== EXERCISE INSTRUCTIONS ==
Take every line from the material that has the word "about" in it.

== LISTED RECORDS ==
——

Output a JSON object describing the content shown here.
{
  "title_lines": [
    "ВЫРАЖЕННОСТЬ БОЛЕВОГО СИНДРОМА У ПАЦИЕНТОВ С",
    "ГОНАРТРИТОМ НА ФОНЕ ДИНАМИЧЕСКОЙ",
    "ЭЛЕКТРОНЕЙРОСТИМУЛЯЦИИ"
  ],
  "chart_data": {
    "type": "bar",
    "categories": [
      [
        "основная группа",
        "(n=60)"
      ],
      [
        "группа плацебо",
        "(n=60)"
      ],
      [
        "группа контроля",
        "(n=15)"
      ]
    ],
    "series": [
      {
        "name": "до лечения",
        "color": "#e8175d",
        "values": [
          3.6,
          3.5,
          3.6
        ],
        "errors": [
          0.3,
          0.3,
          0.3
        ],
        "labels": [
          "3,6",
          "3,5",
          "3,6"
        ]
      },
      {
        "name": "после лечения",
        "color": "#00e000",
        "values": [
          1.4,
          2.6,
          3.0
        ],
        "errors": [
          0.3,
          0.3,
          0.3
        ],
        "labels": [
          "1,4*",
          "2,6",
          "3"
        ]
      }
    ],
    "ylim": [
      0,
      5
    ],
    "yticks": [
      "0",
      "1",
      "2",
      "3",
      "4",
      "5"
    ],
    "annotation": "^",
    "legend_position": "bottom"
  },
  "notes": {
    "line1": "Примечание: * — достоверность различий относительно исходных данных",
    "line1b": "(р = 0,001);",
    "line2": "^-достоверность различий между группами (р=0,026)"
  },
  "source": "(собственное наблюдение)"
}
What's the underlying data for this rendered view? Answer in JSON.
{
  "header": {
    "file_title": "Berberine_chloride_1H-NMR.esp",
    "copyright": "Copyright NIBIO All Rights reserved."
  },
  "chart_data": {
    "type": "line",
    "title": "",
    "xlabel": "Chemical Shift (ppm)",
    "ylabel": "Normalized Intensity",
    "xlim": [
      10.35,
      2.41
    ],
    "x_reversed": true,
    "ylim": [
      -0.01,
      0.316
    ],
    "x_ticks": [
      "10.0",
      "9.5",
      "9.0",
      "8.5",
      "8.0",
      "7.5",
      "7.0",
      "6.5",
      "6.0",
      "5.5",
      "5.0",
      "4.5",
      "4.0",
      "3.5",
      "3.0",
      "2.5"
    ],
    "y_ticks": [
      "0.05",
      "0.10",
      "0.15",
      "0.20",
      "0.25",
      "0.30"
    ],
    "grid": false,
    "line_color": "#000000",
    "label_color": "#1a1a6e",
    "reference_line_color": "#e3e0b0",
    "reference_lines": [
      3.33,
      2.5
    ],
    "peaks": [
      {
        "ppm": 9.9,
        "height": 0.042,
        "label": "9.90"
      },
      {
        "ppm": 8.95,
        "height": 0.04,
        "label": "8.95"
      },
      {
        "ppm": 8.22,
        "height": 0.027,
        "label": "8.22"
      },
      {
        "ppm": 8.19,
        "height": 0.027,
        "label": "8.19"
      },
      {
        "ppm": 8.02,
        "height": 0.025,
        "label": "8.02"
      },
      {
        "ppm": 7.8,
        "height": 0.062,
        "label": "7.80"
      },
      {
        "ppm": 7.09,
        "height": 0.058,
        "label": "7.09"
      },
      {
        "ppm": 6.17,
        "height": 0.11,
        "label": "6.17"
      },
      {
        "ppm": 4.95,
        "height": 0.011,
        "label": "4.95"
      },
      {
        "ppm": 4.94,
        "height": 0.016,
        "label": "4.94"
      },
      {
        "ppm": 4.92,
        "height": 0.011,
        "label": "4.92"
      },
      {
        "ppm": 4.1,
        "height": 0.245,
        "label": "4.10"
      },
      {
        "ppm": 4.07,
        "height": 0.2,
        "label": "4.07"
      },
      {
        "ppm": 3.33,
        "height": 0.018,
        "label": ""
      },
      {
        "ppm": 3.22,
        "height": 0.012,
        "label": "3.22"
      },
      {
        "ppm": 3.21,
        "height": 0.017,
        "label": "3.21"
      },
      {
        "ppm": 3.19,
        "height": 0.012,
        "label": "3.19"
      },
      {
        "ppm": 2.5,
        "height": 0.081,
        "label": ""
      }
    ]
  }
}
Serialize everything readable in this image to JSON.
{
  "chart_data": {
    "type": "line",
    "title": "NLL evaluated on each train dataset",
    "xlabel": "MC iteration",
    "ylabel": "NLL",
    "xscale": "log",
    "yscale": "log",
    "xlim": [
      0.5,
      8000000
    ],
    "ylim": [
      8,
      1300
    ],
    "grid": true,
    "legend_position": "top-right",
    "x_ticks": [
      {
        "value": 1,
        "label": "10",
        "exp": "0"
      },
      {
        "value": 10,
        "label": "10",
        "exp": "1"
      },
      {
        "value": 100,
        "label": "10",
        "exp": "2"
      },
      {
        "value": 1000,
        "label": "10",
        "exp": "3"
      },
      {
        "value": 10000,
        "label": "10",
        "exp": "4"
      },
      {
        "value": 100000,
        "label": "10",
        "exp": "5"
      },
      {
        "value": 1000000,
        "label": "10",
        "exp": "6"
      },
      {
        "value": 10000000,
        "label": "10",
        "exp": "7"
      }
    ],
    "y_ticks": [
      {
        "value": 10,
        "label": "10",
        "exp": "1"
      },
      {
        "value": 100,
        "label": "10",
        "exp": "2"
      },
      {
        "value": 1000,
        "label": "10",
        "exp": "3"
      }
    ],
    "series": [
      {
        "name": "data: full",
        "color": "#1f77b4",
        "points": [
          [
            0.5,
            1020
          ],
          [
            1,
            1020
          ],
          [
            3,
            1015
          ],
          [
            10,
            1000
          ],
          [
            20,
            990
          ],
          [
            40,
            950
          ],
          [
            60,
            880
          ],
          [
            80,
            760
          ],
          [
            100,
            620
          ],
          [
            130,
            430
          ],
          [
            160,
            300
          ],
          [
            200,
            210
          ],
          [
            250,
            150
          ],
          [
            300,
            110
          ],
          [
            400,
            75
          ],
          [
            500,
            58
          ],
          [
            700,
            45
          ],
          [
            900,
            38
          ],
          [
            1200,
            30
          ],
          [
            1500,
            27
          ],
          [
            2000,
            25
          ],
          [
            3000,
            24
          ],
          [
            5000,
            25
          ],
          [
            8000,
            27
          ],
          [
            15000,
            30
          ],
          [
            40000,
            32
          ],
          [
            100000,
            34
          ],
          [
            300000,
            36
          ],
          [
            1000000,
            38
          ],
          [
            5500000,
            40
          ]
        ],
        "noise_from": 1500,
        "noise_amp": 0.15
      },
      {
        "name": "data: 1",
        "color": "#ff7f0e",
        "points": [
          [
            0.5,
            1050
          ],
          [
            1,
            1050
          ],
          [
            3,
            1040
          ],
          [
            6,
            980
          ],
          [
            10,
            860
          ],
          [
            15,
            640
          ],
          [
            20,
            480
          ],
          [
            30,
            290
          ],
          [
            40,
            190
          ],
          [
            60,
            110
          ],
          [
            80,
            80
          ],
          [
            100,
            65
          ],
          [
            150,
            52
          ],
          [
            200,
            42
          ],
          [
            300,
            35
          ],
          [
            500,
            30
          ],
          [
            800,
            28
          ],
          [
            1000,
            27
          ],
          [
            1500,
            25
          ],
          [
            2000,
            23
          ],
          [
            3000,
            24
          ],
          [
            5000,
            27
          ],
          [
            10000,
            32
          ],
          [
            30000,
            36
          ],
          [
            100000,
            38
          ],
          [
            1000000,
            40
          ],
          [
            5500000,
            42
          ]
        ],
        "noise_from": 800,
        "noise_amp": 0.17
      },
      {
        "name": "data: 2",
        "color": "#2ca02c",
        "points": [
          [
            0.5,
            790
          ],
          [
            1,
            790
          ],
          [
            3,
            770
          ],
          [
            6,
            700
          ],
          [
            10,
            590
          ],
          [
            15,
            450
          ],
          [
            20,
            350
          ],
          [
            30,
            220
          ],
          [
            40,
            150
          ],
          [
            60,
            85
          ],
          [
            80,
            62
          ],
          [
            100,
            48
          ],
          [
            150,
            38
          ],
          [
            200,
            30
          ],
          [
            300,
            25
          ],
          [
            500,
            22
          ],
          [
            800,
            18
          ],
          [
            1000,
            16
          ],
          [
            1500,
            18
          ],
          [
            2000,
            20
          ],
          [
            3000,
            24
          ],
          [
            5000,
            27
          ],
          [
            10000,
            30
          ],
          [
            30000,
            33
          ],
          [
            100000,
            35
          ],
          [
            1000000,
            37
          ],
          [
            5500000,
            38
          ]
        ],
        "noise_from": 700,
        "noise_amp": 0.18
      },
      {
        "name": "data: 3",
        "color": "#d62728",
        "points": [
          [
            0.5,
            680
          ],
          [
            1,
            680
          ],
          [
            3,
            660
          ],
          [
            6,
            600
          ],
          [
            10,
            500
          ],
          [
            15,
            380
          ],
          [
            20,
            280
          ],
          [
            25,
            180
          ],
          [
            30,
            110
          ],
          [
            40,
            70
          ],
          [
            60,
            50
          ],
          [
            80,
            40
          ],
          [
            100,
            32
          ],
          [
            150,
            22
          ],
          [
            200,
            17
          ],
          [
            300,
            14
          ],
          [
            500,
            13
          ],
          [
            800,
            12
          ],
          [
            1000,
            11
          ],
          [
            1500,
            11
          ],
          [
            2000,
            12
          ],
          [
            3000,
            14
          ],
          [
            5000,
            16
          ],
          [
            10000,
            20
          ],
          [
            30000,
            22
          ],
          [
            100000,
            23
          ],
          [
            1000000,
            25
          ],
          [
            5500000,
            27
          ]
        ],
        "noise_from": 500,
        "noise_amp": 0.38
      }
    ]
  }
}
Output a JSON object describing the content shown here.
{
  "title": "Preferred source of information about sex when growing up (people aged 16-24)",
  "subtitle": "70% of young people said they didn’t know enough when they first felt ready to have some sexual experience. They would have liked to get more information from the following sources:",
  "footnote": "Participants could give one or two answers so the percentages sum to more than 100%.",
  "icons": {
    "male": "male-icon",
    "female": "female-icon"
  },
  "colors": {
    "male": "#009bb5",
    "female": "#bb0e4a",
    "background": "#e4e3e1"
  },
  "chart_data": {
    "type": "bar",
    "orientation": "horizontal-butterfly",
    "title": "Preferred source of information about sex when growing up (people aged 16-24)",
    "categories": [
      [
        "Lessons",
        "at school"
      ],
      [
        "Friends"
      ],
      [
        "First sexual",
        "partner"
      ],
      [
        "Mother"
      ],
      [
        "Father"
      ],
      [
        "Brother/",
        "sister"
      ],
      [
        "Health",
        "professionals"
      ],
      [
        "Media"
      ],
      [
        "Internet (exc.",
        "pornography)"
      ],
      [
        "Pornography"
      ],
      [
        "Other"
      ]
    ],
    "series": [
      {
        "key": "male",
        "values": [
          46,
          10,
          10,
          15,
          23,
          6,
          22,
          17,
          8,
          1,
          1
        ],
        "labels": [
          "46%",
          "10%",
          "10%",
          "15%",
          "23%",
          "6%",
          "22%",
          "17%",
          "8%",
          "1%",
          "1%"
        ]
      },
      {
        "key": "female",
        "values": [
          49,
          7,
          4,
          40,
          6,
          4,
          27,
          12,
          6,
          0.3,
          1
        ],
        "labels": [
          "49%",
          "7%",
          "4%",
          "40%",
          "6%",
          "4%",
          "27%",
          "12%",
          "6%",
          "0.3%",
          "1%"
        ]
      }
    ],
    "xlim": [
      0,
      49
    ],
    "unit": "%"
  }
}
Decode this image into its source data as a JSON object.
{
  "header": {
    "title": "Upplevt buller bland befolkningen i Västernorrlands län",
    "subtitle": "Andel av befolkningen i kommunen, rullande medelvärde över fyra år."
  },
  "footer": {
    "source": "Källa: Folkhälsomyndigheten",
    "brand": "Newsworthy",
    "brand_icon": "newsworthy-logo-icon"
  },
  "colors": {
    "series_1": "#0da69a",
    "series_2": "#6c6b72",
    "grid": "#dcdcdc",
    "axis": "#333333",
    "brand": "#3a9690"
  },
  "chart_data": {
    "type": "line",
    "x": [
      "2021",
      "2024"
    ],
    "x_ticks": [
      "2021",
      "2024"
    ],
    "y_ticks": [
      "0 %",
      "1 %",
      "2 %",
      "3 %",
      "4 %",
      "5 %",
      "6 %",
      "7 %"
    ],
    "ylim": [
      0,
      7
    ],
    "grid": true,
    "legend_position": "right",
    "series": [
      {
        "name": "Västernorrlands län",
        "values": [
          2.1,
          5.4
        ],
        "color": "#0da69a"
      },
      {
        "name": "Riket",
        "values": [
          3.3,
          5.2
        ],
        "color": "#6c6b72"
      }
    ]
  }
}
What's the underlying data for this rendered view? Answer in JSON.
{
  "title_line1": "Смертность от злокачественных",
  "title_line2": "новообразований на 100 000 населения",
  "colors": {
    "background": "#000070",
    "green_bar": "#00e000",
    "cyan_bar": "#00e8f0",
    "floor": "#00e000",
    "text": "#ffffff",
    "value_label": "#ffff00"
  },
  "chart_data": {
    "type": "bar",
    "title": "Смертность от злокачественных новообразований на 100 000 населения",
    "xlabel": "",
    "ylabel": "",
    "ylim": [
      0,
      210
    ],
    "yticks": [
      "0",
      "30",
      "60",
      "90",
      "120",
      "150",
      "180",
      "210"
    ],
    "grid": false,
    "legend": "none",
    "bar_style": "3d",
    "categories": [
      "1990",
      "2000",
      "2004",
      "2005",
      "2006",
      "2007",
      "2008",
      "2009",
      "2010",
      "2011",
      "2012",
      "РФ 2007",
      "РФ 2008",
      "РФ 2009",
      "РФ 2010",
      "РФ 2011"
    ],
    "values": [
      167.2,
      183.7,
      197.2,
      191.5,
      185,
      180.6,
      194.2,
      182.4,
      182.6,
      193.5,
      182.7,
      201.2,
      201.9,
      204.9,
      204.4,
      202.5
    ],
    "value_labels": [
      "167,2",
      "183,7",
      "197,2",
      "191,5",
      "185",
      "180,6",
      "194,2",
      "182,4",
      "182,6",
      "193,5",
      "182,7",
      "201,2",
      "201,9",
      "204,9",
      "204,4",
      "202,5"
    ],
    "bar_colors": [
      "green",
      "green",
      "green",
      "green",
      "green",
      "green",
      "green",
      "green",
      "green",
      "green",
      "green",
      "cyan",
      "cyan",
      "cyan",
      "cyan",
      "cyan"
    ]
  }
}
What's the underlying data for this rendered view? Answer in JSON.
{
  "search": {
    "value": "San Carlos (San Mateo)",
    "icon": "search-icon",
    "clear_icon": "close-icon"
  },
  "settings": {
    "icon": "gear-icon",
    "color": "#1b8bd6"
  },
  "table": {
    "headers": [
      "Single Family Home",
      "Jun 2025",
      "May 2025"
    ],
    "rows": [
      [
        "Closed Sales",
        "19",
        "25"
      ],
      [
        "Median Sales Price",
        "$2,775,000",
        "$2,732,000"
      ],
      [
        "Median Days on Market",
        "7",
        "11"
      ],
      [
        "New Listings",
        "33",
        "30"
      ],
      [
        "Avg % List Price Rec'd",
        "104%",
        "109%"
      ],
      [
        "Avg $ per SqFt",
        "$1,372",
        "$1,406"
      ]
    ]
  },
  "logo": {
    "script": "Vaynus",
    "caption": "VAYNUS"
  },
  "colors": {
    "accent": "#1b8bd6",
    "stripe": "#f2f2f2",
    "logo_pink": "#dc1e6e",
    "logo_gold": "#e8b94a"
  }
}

——

== RESULT OF THIS EXERCISE ==
  "title": "Preferred source of information about sex when growing up (people aged 16-24)",
    "title": "Preferred source of information about sex when growing up (people aged 16-24)",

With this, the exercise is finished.